[Stored records]
○ ○ ○
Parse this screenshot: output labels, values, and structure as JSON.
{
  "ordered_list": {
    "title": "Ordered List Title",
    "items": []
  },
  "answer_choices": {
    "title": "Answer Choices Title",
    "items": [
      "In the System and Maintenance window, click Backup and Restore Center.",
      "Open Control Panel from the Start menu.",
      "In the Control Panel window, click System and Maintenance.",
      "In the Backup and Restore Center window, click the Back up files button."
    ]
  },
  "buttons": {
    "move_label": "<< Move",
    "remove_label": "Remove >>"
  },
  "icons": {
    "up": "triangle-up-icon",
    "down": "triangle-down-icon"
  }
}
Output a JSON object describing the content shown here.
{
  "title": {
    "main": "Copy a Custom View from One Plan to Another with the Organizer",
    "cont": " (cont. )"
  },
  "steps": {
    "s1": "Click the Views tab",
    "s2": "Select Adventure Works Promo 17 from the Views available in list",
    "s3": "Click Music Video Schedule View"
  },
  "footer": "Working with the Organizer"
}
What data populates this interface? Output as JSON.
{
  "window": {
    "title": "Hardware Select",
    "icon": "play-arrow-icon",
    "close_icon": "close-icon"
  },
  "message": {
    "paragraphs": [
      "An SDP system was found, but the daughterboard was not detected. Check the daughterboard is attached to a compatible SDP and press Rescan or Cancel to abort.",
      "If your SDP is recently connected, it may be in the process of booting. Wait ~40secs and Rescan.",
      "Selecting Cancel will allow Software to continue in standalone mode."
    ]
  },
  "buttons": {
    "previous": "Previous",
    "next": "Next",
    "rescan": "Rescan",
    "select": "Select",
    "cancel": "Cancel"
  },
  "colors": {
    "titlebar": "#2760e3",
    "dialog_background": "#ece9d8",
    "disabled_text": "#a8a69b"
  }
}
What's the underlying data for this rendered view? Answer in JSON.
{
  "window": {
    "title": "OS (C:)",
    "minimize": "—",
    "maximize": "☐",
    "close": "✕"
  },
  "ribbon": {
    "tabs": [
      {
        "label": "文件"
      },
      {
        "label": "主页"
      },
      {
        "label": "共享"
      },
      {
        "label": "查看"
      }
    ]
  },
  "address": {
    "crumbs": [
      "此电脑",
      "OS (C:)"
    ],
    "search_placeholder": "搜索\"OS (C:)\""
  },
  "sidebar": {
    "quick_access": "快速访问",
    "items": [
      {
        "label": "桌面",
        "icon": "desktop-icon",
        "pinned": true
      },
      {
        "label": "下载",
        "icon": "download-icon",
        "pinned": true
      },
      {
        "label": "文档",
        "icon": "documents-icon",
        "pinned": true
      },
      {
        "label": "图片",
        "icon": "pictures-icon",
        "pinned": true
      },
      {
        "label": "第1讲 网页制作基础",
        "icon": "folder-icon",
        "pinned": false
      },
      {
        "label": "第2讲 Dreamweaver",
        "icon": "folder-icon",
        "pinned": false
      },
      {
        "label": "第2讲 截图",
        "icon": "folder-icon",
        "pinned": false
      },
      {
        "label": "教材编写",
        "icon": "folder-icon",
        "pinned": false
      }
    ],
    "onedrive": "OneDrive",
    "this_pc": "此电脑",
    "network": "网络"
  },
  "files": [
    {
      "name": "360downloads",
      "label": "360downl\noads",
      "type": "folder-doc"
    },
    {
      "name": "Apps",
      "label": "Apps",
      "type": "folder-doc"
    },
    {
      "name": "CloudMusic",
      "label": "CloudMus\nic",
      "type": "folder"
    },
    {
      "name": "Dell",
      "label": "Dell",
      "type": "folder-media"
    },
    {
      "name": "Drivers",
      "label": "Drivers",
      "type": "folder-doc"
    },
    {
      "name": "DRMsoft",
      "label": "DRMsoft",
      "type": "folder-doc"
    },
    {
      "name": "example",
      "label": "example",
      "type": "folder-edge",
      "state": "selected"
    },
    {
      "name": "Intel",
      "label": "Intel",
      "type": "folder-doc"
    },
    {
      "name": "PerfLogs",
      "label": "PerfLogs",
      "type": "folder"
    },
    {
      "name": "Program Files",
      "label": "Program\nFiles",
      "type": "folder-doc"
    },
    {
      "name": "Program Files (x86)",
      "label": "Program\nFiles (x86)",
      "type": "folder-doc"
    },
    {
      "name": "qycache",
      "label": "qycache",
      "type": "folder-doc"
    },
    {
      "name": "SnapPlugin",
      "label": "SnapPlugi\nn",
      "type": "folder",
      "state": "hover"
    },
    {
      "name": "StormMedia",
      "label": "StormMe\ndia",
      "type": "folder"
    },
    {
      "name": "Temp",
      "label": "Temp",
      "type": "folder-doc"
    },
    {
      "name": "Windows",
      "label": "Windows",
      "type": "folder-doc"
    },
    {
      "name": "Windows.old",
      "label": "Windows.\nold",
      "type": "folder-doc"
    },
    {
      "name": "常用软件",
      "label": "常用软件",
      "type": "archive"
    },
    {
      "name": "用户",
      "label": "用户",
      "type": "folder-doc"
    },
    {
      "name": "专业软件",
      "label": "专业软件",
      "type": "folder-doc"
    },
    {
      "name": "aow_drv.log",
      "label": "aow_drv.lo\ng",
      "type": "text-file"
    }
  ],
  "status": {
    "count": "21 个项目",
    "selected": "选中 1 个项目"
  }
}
○ ○ ○
# Written problem:
Extract each line from the listing above, please, and repeat it exactly.

# Response:
Parse this screenshot: output labels, values, and structure as JSON.
{
  "ordered_list": {
    "title": "Ordered List Title",
    "items": []
  },
  "answer_choices": {
    "title": "Answer Choices Title",
    "items": [
      "In the System and Maintenance window, click Backup and Restore Center.",
      "Open Control Panel from the Start menu.",
      "In the Control Panel window, click System and Maintenance.",
      "In the Backup and Restore Center window, click the Back up files button."
    ]
  },
  "buttons": {
    "move_label": "<< Move",
    "remove_label": "Remove >>"
  },
  "icons": {
    "up": "triangle-up-icon",
    "down": "triangle-down-icon"
  }
}
Output a JSON object describing the content shown here.
{
  "title": {
    "main": "Copy a Custom View from One Plan to Another with the Organizer",
    "cont": " (cont. )"
  },
  "steps": {
    "s1": "Click the Views tab",
    "s2": "Select Adventure Works Promo 17 from the Views available in list",
    "s3": "Click Music Video Schedule View"
  },
  "footer": "Working with the Organizer"
}
What data populates this interface? Output as JSON.
{
  "window": {
    "title": "Hardware Select",
    "icon": "play-arrow-icon",
    "close_icon": "close-icon"
  },
  "message": {
    "paragraphs": [
      "An SDP system was found, but the daughterboard was not detected. Check the daughterboard is attached to a compatible SDP and press Rescan or Cancel to abort.",
      "If your SDP is recently connected, it may be in the process of booting. Wait ~40secs and Rescan.",
      "Selecting Cancel will allow Software to continue in standalone mode."
    ]
  },
  "buttons": {
    "previous": "Previous",
    "next": "Next",
    "rescan": "Rescan",
    "select": "Select",
    "cancel": "Cancel"
  },
  "colors": {
    "titlebar": "#2760e3",
    "dialog_background": "#ece9d8",
    "disabled_text": "#a8a69b"
  }
}
What's the underlying data for this rendered view? Answer in JSON.
{
  "window": {
    "title": "OS (C:)",
    "minimize": "—",
    "maximize": "☐",
    "close": "✕"
  },
  "ribbon": {
    "tabs": [
      {
        "label": "文件"
      },
      {
        "label": "主页"
      },
      {
        "label": "共享"
      },
      {
        "label": "查看"
      }
    ]
  },
  "address": {
    "crumbs": [
      "此电脑",
      "OS (C:)"
    ],
    "search_placeholder": "搜索\"OS (C:)\""
  },
  "sidebar": {
    "quick_access": "快速访问",
    "items": [
      {
        "label": "桌面",
        "icon": "desktop-icon",
        "pinned": true
      },
      {
        "label": "下载",
        "icon": "download-icon",
        "pinned": true
      },
      {
        "label": "文档",
        "icon": "documents-icon",
        "pinned": true
      },
      {
        "label": "图片",
        "icon": "pictures-icon",
        "pinned": true
      },
      {
        "label": "第1讲 网页制作基础",
        "icon": "folder-icon",
        "pinned": false
      },
      {
        "label": "第2讲 Dreamweaver",
        "icon": "folder-icon",
        "pinned": false
      },
      {
        "label": "第2讲 截图",
        "icon": "folder-icon",
        "pinned": false
      },
      {
        "label": "教材编写",
        "icon": "folder-icon",
        "pinned": false
      }
    ],
    "onedrive": "OneDrive",
    "this_pc": "此电脑",
    "network": "网络"
  },
  "files": [
    {
      "name": "360downloads",
      "label": "360downl\noads",
      "type": "folder-doc"
    },
    {
      "name": "Apps",
      "label": "Apps",
      "type": "folder-doc"
    },
    {
      "name": "CloudMusic",
      "label": "CloudMus\nic",
      "type": "folder"
    },
    {
      "name": "Dell",
      "label": "Dell",
      "type": "folder-media"
    },
    {
      "name": "Drivers",
      "label": "Drivers",
      "type": "folder-doc"
    },
    {
      "name": "DRMsoft",
      "label": "DRMsoft",
      "type": "folder-doc"
    },
    {
      "name": "example",
      "label": "example",
      "type": "folder-edge",
      "state": "selected"
    },
    {
      "name": "Intel",
      "label": "Intel",
      "type": "folder-doc"
    },
    {
      "name": "PerfLogs",
      "label": "PerfLogs",
      "type": "folder"
    },
    {
      "name": "Program Files",
      "label": "Program\nFiles",
      "type": "folder-doc"
    },
    {
      "name": "Program Files (x86)",
      "label": "Program\nFiles (x86)",
      "type": "folder-doc"
    },
    {
      "name": "qycache",
      "label": "qycache",
      "type": "folder-doc"
    },
    {
      "name": "SnapPlugin",
      "label": "SnapPlugi\nn",
      "type": "folder",
      "state": "hover"
    },
    {
      "name": "StormMedia",
      "label": "StormMe\ndia",
      "type": "folder"
    },
    {
      "name": "Temp",
      "label": "Temp",
      "type": "folder-doc"
    },
    {
      "name": "Windows",
      "label": "Windows",
      "type": "folder-doc"
    },
    {
      "name": "Windows.old",
      "label": "Windows.\nold",
      "type": "folder-doc"
    },
    {
      "name": "常用软件",
      "label": "常用软件",
      "type": "archive"
    },
    {
      "name": "用户",
      "label": "用户",
      "type": "folder-doc"
    },
    {
      "name": "专业软件",
      "label": "专业软件",
      "type": "folder-doc"
    },
    {
      "name": "aow_drv.log",
      "label": "aow_drv.lo\ng",
      "type": "text-file"
    }
  ],
  "status": {
    "count": "21 个项目",
    "selected": "选中 1 个项目"
  }
}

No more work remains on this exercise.